> _What is asked_:
Reproduce all of the material below, swapping every occurrence of "data-point" for "point-marker" and leaving everything else unchanged.

> _Records for processing_:
* Begin *
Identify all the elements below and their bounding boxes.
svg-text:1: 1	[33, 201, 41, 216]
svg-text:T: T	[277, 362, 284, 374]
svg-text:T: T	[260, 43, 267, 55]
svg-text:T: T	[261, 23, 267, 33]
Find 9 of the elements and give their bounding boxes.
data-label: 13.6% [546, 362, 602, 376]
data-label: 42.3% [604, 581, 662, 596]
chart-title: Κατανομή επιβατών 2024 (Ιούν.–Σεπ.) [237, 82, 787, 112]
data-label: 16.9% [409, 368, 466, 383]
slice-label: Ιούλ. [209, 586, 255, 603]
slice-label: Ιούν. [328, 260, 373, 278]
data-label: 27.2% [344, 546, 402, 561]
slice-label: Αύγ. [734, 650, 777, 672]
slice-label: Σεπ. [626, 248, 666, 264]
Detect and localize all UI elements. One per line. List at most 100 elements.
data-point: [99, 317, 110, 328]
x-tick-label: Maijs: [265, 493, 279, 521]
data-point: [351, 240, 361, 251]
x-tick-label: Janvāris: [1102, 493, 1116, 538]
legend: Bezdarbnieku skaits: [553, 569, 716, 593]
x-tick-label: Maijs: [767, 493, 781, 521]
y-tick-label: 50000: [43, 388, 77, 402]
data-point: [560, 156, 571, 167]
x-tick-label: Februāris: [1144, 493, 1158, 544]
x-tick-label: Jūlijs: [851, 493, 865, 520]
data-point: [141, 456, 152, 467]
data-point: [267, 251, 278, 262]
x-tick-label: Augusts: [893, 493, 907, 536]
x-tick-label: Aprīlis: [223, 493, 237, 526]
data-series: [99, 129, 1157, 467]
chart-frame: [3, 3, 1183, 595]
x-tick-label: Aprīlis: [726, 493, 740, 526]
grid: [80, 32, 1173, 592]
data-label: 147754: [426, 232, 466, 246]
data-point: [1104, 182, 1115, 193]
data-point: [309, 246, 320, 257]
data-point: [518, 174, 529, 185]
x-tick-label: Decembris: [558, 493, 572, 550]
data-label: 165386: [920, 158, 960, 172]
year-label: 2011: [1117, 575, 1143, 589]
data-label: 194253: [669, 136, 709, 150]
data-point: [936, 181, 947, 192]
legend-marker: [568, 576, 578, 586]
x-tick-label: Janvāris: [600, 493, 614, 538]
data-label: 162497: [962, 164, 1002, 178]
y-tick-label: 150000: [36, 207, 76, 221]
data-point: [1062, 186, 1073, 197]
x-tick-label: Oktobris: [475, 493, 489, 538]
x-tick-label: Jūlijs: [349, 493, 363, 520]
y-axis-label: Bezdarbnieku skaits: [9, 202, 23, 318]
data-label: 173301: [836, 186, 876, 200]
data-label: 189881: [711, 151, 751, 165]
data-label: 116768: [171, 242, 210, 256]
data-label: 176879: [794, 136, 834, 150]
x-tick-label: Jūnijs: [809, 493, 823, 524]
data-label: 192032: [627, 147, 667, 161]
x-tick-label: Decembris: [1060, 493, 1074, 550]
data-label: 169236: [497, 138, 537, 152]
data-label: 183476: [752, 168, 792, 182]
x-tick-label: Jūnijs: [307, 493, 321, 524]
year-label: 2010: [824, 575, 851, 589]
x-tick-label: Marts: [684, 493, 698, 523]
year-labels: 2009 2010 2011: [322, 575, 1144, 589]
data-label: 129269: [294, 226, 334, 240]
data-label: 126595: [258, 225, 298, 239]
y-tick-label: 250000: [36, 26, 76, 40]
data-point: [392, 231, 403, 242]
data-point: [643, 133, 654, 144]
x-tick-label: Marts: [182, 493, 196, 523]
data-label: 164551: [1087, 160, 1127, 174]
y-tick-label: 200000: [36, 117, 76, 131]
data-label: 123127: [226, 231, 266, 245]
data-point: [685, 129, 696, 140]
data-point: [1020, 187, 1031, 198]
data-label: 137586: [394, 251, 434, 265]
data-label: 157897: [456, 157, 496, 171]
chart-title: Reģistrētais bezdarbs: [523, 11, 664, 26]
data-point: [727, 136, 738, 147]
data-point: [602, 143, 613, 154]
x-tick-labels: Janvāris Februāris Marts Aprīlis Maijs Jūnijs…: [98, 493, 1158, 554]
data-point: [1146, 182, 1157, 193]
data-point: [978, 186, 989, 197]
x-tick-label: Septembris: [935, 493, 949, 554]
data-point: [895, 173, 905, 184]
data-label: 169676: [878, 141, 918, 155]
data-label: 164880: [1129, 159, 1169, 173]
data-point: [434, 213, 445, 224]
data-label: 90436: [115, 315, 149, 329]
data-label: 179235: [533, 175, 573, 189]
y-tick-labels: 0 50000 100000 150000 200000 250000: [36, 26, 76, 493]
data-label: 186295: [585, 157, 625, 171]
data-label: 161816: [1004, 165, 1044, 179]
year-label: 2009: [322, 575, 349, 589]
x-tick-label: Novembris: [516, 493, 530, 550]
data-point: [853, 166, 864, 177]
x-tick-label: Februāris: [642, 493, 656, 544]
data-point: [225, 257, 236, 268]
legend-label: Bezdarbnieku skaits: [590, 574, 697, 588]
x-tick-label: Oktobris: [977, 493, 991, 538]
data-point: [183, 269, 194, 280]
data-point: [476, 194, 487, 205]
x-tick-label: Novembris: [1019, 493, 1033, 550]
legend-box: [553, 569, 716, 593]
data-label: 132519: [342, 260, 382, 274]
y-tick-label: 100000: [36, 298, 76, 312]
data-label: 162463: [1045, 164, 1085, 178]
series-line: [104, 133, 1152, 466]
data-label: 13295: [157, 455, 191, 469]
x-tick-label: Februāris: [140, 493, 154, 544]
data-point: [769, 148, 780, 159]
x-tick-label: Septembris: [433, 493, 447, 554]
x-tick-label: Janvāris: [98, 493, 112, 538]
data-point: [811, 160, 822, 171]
* End *
> _Answer_:
Identify all the elements below and their bounding boxes.
svg-text:1: 1	[33, 201, 41, 216]
svg-text:T: T	[277, 362, 284, 374]
svg-text:T: T	[260, 43, 267, 55]
svg-text:T: T	[261, 23, 267, 33]
Find 9 of the elements and give their bounding boxes.
data-label: 13.6% [546, 362, 602, 376]
data-label: 42.3% [604, 581, 662, 596]
chart-title: Κατανομή επιβατών 2024 (Ιούν.–Σεπ.) [237, 82, 787, 112]
data-label: 16.9% [409, 368, 466, 383]
slice-label: Ιούλ. [209, 586, 255, 603]
slice-label: Ιούν. [328, 260, 373, 278]
data-label: 27.2% [344, 546, 402, 561]
slice-label: Αύγ. [734, 650, 777, 672]
slice-label: Σεπ. [626, 248, 666, 264]
Detect and localize all UI elements. One per line. List at most 100 elements.
point-marker: [99, 317, 110, 328]
x-tick-label: Maijs: [265, 493, 279, 521]
point-marker: [351, 240, 361, 251]
x-tick-label: Janvāris: [1102, 493, 1116, 538]
legend: Bezdarbnieku skaits: [553, 569, 716, 593]
x-tick-label: Maijs: [767, 493, 781, 521]
y-tick-label: 50000: [43, 388, 77, 402]
point-marker: [560, 156, 571, 167]
x-tick-label: Februāris: [1144, 493, 1158, 544]
x-tick-label: Jūlijs: [851, 493, 865, 520]
point-marker: [141, 456, 152, 467]
point-marker: [267, 251, 278, 262]
x-tick-label: Augusts: [893, 493, 907, 536]
x-tick-label: Aprīlis: [223, 493, 237, 526]
data-series: [99, 129, 1157, 467]
chart-frame: [3, 3, 1183, 595]
x-tick-label: Aprīlis: [726, 493, 740, 526]
grid: [80, 32, 1173, 592]
data-label: 147754: [426, 232, 466, 246]
point-marker: [1104, 182, 1115, 193]
point-marker: [309, 246, 320, 257]
point-marker: [518, 174, 529, 185]
x-tick-label: Decembris: [558, 493, 572, 550]
data-label: 165386: [920, 158, 960, 172]
year-label: 2011: [1117, 575, 1143, 589]
data-label: 194253: [669, 136, 709, 150]
point-marker: [936, 181, 947, 192]
legend-marker: [568, 576, 578, 586]
x-tick-label: Janvāris: [600, 493, 614, 538]
data-label: 162497: [962, 164, 1002, 178]
y-tick-label: 150000: [36, 207, 76, 221]
point-marker: [1062, 186, 1073, 197]
x-tick-label: Oktobris: [475, 493, 489, 538]
x-tick-label: Jūlijs: [349, 493, 363, 520]
y-axis-label: Bezdarbnieku skaits: [9, 202, 23, 318]
data-label: 173301: [836, 186, 876, 200]
data-label: 189881: [711, 151, 751, 165]
data-label: 116768: [171, 242, 210, 256]
data-label: 176879: [794, 136, 834, 150]
x-tick-label: Jūnijs: [809, 493, 823, 524]
data-label: 192032: [627, 147, 667, 161]
x-tick-label: Decembris: [1060, 493, 1074, 550]
data-label: 169236: [497, 138, 537, 152]
data-label: 183476: [752, 168, 792, 182]
x-tick-label: Jūnijs: [307, 493, 321, 524]
year-label: 2010: [824, 575, 851, 589]
x-tick-label: Marts: [684, 493, 698, 523]
year-labels: 2009 2010 2011: [322, 575, 1144, 589]
data-label: 129269: [294, 226, 334, 240]
data-label: 126595: [258, 225, 298, 239]
y-tick-label: 250000: [36, 26, 76, 40]
point-marker: [392, 231, 403, 242]
point-marker: [643, 133, 654, 144]
x-tick-label: Marts: [182, 493, 196, 523]
data-label: 164551: [1087, 160, 1127, 174]
y-tick-label: 200000: [36, 117, 76, 131]
data-label: 123127: [226, 231, 266, 245]
point-marker: [685, 129, 696, 140]
point-marker: [1020, 187, 1031, 198]
data-label: 137586: [394, 251, 434, 265]
data-label: 157897: [456, 157, 496, 171]
chart-title: Reģistrētais bezdarbs: [523, 11, 664, 26]
point-marker: [727, 136, 738, 147]
point-marker: [602, 143, 613, 154]
x-tick-labels: Janvāris Februāris Marts Aprīlis Maijs Jūnijs…: [98, 493, 1158, 554]
point-marker: [1146, 182, 1157, 193]
point-marker: [978, 186, 989, 197]
x-tick-label: Septembris: [935, 493, 949, 554]
point-marker: [895, 173, 905, 184]
data-label: 169676: [878, 141, 918, 155]
data-label: 164880: [1129, 159, 1169, 173]
point-marker: [434, 213, 445, 224]
data-label: 90436: [115, 315, 149, 329]
data-label: 179235: [533, 175, 573, 189]
y-tick-labels: 0 50000 100000 150000 200000 250000: [36, 26, 76, 493]
data-label: 186295: [585, 157, 625, 171]
data-label: 161816: [1004, 165, 1044, 179]
year-label: 2009: [322, 575, 349, 589]
x-tick-label: Novembris: [516, 493, 530, 550]
point-marker: [853, 166, 864, 177]
x-tick-label: Februāris: [642, 493, 656, 544]
point-marker: [225, 257, 236, 268]
legend-label: Bezdarbnieku skaits: [590, 574, 697, 588]
x-tick-label: Oktobris: [977, 493, 991, 538]
point-marker: [183, 269, 194, 280]
point-marker: [476, 194, 487, 205]
x-tick-label: Novembris: [1019, 493, 1033, 550]
legend-box: [553, 569, 716, 593]
data-label: 132519: [342, 260, 382, 274]
y-tick-label: 100000: [36, 298, 76, 312]
data-label: 162463: [1045, 164, 1085, 178]
series-line: [104, 133, 1152, 466]
data-label: 13295: [157, 455, 191, 469]
x-tick-label: Februāris: [140, 493, 154, 544]
point-marker: [769, 148, 780, 159]
x-tick-label: Septembris: [433, 493, 447, 554]
x-tick-label: Janvāris: [98, 493, 112, 538]
point-marker: [811, 160, 822, 171]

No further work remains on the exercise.